Informazioni estratte —
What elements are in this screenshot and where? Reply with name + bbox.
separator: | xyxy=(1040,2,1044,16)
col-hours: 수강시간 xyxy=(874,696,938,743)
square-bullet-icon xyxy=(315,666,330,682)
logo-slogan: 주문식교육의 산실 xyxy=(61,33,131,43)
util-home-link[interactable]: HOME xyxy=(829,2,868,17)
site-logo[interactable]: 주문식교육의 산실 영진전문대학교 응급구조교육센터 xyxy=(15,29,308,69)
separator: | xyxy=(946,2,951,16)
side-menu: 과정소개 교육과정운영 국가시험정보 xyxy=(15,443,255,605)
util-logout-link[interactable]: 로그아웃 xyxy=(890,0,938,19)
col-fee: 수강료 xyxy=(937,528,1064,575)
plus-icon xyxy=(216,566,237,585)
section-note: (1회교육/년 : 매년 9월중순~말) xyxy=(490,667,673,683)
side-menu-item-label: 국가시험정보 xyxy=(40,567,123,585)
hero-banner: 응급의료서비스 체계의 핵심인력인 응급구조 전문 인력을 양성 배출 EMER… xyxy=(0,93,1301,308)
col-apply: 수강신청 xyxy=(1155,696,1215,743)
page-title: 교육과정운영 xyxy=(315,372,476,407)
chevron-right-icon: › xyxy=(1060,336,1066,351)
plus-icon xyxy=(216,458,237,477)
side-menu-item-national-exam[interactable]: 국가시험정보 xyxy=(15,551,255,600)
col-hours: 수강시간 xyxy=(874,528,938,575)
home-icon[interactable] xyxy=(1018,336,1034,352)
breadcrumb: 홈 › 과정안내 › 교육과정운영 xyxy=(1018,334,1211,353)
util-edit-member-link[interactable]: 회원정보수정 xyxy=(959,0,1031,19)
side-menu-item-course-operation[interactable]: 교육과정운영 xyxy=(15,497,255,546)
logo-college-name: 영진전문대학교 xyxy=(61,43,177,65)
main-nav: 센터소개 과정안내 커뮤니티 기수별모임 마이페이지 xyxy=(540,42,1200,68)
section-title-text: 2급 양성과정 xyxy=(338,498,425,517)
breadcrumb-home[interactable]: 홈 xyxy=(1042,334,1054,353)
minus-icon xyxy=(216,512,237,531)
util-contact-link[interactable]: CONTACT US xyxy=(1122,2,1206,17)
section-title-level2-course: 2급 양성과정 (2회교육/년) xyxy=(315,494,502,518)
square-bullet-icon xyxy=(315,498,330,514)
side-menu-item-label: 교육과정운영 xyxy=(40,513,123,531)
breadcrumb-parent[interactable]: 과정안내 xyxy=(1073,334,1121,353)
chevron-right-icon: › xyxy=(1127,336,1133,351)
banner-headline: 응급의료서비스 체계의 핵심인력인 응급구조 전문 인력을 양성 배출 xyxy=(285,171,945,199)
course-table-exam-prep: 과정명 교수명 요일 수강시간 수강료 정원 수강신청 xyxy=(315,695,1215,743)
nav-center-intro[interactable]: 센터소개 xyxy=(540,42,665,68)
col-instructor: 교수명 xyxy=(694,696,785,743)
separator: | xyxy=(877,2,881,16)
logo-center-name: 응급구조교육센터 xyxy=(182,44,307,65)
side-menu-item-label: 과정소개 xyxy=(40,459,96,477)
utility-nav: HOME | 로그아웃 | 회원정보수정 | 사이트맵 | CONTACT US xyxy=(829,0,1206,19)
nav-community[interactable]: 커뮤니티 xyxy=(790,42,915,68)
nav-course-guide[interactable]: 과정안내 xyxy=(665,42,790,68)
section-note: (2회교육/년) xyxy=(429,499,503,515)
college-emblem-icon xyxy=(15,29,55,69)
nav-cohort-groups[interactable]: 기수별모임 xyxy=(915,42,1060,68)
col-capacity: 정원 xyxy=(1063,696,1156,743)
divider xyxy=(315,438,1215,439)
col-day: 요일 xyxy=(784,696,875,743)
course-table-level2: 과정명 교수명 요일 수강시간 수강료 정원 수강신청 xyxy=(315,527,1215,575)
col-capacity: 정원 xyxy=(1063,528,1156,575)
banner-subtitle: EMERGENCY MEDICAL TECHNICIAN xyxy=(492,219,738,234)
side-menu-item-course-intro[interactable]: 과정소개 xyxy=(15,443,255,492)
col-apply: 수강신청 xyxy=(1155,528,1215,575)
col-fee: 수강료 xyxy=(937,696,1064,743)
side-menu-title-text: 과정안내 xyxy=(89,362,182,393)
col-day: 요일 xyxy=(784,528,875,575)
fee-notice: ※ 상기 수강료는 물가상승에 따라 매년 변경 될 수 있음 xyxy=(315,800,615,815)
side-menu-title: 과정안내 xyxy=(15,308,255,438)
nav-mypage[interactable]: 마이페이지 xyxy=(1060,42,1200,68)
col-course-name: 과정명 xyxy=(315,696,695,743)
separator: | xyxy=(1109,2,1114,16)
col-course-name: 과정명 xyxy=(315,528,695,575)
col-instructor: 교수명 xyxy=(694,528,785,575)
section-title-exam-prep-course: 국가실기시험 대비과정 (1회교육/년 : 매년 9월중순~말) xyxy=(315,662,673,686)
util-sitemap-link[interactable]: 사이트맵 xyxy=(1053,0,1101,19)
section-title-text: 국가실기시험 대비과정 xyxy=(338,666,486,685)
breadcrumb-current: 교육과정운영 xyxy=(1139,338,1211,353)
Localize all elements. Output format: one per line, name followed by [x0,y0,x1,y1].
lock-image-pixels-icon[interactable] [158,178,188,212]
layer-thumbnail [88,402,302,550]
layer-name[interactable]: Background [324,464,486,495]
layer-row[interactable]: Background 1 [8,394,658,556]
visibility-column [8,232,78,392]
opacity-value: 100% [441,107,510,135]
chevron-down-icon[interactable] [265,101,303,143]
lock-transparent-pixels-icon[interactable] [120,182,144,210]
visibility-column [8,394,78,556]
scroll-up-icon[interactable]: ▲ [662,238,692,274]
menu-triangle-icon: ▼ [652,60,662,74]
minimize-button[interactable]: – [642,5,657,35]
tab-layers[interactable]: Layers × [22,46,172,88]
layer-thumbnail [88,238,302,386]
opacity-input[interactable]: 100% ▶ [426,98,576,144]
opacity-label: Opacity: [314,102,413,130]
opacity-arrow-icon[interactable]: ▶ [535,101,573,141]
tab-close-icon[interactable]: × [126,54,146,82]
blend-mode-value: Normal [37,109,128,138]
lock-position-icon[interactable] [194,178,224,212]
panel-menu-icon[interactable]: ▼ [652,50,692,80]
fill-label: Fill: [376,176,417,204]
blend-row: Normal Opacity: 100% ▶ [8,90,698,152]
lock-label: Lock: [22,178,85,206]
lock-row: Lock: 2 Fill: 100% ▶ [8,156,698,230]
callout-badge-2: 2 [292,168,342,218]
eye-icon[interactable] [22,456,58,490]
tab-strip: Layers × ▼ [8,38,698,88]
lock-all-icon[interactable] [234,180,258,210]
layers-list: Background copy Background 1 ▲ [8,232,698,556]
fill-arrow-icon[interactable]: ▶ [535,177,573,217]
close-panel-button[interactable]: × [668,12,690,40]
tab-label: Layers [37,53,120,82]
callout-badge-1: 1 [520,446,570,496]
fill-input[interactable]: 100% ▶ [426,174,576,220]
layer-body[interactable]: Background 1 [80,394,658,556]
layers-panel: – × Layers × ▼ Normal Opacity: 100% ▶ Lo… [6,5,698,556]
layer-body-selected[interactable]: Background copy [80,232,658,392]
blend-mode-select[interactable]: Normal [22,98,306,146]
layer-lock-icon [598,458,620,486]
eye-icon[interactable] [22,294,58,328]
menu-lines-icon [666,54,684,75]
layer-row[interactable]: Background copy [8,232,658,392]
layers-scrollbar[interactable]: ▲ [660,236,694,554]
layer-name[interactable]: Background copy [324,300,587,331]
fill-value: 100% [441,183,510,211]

Cosa produrre — Riscrivi l'intero elenco sostituendo ogni occorrenza di "Background copy" con "Background duplicate" e senza cambiare altro.

Risposta al compito —
What elements are in this screenshot and where? Reply with name + bbox.
separator: | xyxy=(1040,2,1044,16)
col-hours: 수강시간 xyxy=(874,696,938,743)
square-bullet-icon xyxy=(315,666,330,682)
logo-slogan: 주문식교육의 산실 xyxy=(61,33,131,43)
util-home-link[interactable]: HOME xyxy=(829,2,868,17)
site-logo[interactable]: 주문식교육의 산실 영진전문대학교 응급구조교육센터 xyxy=(15,29,308,69)
separator: | xyxy=(946,2,951,16)
side-menu: 과정소개 교육과정운영 국가시험정보 xyxy=(15,443,255,605)
util-logout-link[interactable]: 로그아웃 xyxy=(890,0,938,19)
col-fee: 수강료 xyxy=(937,528,1064,575)
plus-icon xyxy=(216,566,237,585)
section-note: (1회교육/년 : 매년 9월중순~말) xyxy=(490,667,673,683)
side-menu-item-label: 국가시험정보 xyxy=(40,567,123,585)
hero-banner: 응급의료서비스 체계의 핵심인력인 응급구조 전문 인력을 양성 배출 EMER… xyxy=(0,93,1301,308)
col-apply: 수강신청 xyxy=(1155,696,1215,743)
page-title: 교육과정운영 xyxy=(315,372,476,407)
chevron-right-icon: › xyxy=(1060,336,1066,351)
plus-icon xyxy=(216,458,237,477)
side-menu-item-national-exam[interactable]: 국가시험정보 xyxy=(15,551,255,600)
col-hours: 수강시간 xyxy=(874,528,938,575)
home-icon[interactable] xyxy=(1018,336,1034,352)
breadcrumb: 홈 › 과정안내 › 교육과정운영 xyxy=(1018,334,1211,353)
util-edit-member-link[interactable]: 회원정보수정 xyxy=(959,0,1031,19)
side-menu-item-course-operation[interactable]: 교육과정운영 xyxy=(15,497,255,546)
logo-college-name: 영진전문대학교 xyxy=(61,43,177,65)
main-nav: 센터소개 과정안내 커뮤니티 기수별모임 마이페이지 xyxy=(540,42,1200,68)
section-title-text: 2급 양성과정 xyxy=(338,498,425,517)
breadcrumb-home[interactable]: 홈 xyxy=(1042,334,1054,353)
minus-icon xyxy=(216,512,237,531)
util-contact-link[interactable]: CONTACT US xyxy=(1122,2,1206,17)
section-title-level2-course: 2급 양성과정 (2회교육/년) xyxy=(315,494,502,518)
square-bullet-icon xyxy=(315,498,330,514)
side-menu-item-label: 교육과정운영 xyxy=(40,513,123,531)
breadcrumb-parent[interactable]: 과정안내 xyxy=(1073,334,1121,353)
chevron-right-icon: › xyxy=(1127,336,1133,351)
banner-headline: 응급의료서비스 체계의 핵심인력인 응급구조 전문 인력을 양성 배출 xyxy=(285,171,945,199)
course-table-exam-prep: 과정명 교수명 요일 수강시간 수강료 정원 수강신청 xyxy=(315,695,1215,743)
nav-center-intro[interactable]: 센터소개 xyxy=(540,42,665,68)
col-instructor: 교수명 xyxy=(694,696,785,743)
separator: | xyxy=(877,2,881,16)
logo-center-name: 응급구조교육센터 xyxy=(182,44,307,65)
side-menu-item-label: 과정소개 xyxy=(40,459,96,477)
utility-nav: HOME | 로그아웃 | 회원정보수정 | 사이트맵 | CONTACT US xyxy=(829,0,1206,19)
nav-community[interactable]: 커뮤니티 xyxy=(790,42,915,68)
nav-course-guide[interactable]: 과정안내 xyxy=(665,42,790,68)
section-note: (2회교육/년) xyxy=(429,499,503,515)
college-emblem-icon xyxy=(15,29,55,69)
nav-cohort-groups[interactable]: 기수별모임 xyxy=(915,42,1060,68)
col-capacity: 정원 xyxy=(1063,696,1156,743)
divider xyxy=(315,438,1215,439)
col-day: 요일 xyxy=(784,696,875,743)
course-table-level2: 과정명 교수명 요일 수강시간 수강료 정원 수강신청 xyxy=(315,527,1215,575)
col-capacity: 정원 xyxy=(1063,528,1156,575)
banner-subtitle: EMERGENCY MEDICAL TECHNICIAN xyxy=(492,219,738,234)
side-menu-item-course-intro[interactable]: 과정소개 xyxy=(15,443,255,492)
col-apply: 수강신청 xyxy=(1155,528,1215,575)
col-fee: 수강료 xyxy=(937,696,1064,743)
side-menu-title-text: 과정안내 xyxy=(89,362,182,393)
col-day: 요일 xyxy=(784,528,875,575)
fee-notice: ※ 상기 수강료는 물가상승에 따라 매년 변경 될 수 있음 xyxy=(315,800,615,815)
side-menu-title: 과정안내 xyxy=(15,308,255,438)
nav-mypage[interactable]: 마이페이지 xyxy=(1060,42,1200,68)
col-course-name: 과정명 xyxy=(315,696,695,743)
separator: | xyxy=(1109,2,1114,16)
col-course-name: 과정명 xyxy=(315,528,695,575)
col-instructor: 교수명 xyxy=(694,528,785,575)
section-title-exam-prep-course: 국가실기시험 대비과정 (1회교육/년 : 매년 9월중순~말) xyxy=(315,662,673,686)
util-sitemap-link[interactable]: 사이트맵 xyxy=(1053,0,1101,19)
section-title-text: 국가실기시험 대비과정 xyxy=(338,666,486,685)
breadcrumb-current: 교육과정운영 xyxy=(1139,338,1211,353)
Localize all elements. Output format: one per line, name followed by [x0,y0,x1,y1].
lock-image-pixels-icon[interactable] [158,178,188,212]
layer-thumbnail [88,402,302,550]
layer-name[interactable]: Background [324,464,486,495]
layer-row[interactable]: Background 1 [8,394,658,556]
visibility-column [8,232,78,392]
opacity-value: 100% [441,107,510,135]
chevron-down-icon[interactable] [265,101,303,143]
lock-transparent-pixels-icon[interactable] [120,182,144,210]
visibility-column [8,394,78,556]
scroll-up-icon[interactable]: ▲ [662,238,692,274]
menu-triangle-icon: ▼ [652,60,662,74]
minimize-button[interactable]: – [642,5,657,35]
tab-layers[interactable]: Layers × [22,46,172,88]
layer-thumbnail [88,238,302,386]
opacity-input[interactable]: 100% ▶ [426,98,576,144]
opacity-label: Opacity: [314,102,413,130]
opacity-arrow-icon[interactable]: ▶ [535,101,573,141]
tab-close-icon[interactable]: × [126,54,146,82]
blend-mode-value: Normal [37,109,128,138]
lock-position-icon[interactable] [194,178,224,212]
panel-menu-icon[interactable]: ▼ [652,50,692,80]
fill-label: Fill: [376,176,417,204]
blend-row: Normal Opacity: 100% ▶ [8,90,698,152]
lock-label: Lock: [22,178,85,206]
lock-row: Lock: 2 Fill: 100% ▶ [8,156,698,230]
callout-badge-2: 2 [292,168,342,218]
eye-icon[interactable] [22,456,58,490]
tab-strip: Layers × ▼ [8,38,698,88]
lock-all-icon[interactable] [234,180,258,210]
layers-list: Background duplicate Background 1 ▲ [8,232,698,556]
fill-arrow-icon[interactable]: ▶ [535,177,573,217]
close-panel-button[interactable]: × [668,12,690,40]
tab-label: Layers [37,53,120,82]
callout-badge-1: 1 [520,446,570,496]
fill-input[interactable]: 100% ▶ [426,174,576,220]
layer-body[interactable]: Background 1 [80,394,658,556]
layers-panel: – × Layers × ▼ Normal Opacity: 100% ▶ Lo… [6,5,698,556]
layer-body-selected[interactable]: Background duplicate [80,232,658,392]
blend-mode-select[interactable]: Normal [22,98,306,146]
layer-lock-icon [598,458,620,486]
eye-icon[interactable] [22,294,58,328]
menu-lines-icon [666,54,684,75]
layer-row[interactable]: Background duplicate [8,232,658,392]
layers-scrollbar[interactable]: ▲ [660,236,694,554]
layer-name[interactable]: Background duplicate [324,300,587,331]
fill-value: 100% [441,183,510,211]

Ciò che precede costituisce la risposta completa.